* **GOAL**
Across the material below, how many lines contain the word "this"? Give only the number.
** start MATERIAL **
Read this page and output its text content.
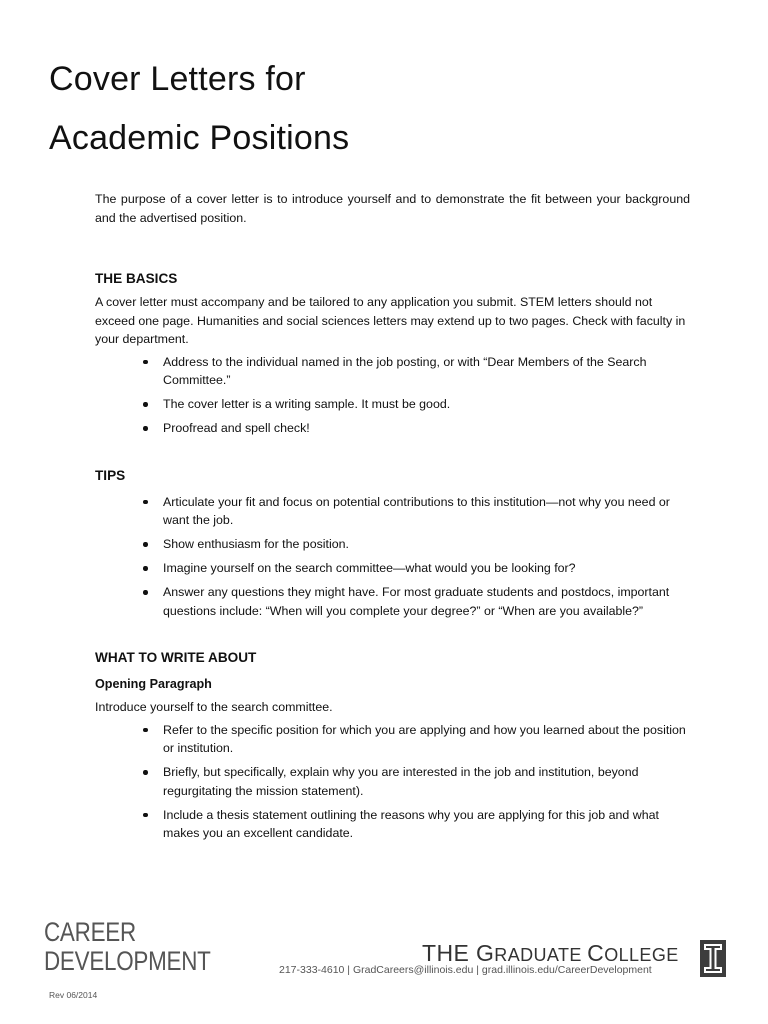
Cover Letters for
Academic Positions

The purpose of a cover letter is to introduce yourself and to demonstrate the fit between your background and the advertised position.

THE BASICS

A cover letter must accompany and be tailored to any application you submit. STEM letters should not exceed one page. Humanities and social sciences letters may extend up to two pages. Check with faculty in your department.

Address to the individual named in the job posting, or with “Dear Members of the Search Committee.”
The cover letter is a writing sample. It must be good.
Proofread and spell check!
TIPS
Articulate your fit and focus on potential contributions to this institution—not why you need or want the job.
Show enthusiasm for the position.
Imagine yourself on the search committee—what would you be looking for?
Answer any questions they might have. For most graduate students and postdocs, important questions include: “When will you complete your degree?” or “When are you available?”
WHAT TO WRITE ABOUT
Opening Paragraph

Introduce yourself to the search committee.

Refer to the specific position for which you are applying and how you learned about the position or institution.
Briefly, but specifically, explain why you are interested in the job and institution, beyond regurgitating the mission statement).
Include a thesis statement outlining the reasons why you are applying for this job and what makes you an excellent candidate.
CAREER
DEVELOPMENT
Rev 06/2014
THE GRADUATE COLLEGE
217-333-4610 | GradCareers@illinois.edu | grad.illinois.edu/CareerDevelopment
** end MATERIAL **
** start MATERIAL **
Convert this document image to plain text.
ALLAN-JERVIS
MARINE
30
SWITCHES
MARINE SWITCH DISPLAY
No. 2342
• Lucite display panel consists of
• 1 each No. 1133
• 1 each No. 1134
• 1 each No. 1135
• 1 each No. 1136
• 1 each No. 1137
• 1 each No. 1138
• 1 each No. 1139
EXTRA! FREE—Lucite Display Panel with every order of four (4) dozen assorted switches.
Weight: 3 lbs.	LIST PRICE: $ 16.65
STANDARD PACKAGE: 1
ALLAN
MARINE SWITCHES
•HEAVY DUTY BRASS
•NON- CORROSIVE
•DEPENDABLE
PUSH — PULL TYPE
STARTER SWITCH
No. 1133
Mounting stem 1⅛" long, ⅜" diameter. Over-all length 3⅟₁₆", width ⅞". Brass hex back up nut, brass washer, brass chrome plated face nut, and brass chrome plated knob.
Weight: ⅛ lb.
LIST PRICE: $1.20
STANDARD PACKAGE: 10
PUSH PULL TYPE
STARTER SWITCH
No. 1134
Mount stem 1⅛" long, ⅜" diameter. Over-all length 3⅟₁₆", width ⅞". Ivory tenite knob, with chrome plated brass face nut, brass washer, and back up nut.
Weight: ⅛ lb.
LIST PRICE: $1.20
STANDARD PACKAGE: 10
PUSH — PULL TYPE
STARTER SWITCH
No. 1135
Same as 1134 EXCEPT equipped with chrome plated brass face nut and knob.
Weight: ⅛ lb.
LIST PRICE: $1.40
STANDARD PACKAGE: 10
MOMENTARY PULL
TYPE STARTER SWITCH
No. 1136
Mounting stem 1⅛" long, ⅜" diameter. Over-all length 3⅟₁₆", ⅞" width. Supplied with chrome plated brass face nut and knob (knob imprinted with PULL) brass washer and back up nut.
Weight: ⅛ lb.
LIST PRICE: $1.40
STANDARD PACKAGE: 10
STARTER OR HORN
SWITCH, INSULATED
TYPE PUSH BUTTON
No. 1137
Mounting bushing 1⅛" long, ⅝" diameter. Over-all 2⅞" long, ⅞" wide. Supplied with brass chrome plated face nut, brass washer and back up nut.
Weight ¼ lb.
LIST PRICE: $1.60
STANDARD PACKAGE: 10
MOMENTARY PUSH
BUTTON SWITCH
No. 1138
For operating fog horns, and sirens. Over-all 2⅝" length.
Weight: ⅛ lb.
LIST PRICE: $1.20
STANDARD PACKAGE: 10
** end MATERIAL **
* **CORRECT OUTPUT**
4